# Entries start

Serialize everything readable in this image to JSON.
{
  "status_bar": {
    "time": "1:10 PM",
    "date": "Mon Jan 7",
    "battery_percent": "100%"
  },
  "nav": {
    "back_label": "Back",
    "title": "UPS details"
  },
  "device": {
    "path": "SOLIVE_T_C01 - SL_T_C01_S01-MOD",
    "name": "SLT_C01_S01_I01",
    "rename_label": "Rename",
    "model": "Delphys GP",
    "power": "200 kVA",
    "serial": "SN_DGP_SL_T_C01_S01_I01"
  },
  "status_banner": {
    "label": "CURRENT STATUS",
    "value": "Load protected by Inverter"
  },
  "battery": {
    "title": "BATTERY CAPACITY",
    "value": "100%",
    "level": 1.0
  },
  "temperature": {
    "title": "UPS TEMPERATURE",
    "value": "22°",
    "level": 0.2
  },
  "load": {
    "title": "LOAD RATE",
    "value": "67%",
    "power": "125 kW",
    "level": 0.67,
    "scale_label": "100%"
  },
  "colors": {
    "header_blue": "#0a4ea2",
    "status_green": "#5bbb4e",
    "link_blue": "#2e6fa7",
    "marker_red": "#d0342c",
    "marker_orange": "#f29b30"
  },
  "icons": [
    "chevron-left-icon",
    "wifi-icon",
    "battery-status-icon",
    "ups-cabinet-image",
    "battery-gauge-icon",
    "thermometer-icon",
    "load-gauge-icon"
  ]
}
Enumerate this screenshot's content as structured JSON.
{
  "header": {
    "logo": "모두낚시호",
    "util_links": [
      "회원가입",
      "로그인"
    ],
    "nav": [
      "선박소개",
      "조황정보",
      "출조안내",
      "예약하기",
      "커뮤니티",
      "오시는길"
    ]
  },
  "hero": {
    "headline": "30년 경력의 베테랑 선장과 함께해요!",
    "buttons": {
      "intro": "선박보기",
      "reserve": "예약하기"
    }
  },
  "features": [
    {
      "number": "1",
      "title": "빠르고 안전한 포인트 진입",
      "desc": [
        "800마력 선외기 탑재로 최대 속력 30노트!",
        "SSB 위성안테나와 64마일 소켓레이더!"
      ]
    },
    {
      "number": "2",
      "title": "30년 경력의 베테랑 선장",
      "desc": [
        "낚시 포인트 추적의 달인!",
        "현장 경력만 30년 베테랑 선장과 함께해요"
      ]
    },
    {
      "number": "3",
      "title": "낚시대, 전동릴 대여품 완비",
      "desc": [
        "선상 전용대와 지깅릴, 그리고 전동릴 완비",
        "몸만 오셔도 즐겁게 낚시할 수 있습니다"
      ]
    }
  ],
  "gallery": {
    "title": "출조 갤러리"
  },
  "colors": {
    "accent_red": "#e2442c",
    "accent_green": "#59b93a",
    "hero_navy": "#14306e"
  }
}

# Entries end

> [Aim]: Pick out every line with the string "title" and copy it.

> [Output of the exercise]:
    "title": "UPS details"
    "title": "BATTERY CAPACITY",
    "title": "UPS TEMPERATURE",
    "title": "LOAD RATE",
      "title": "빠르고 안전한 포인트 진입",
      "title": "30년 경력의 베테랑 선장",
      "title": "낚시대, 전동릴 대여품 완비",
    "title": "출조 갤러리"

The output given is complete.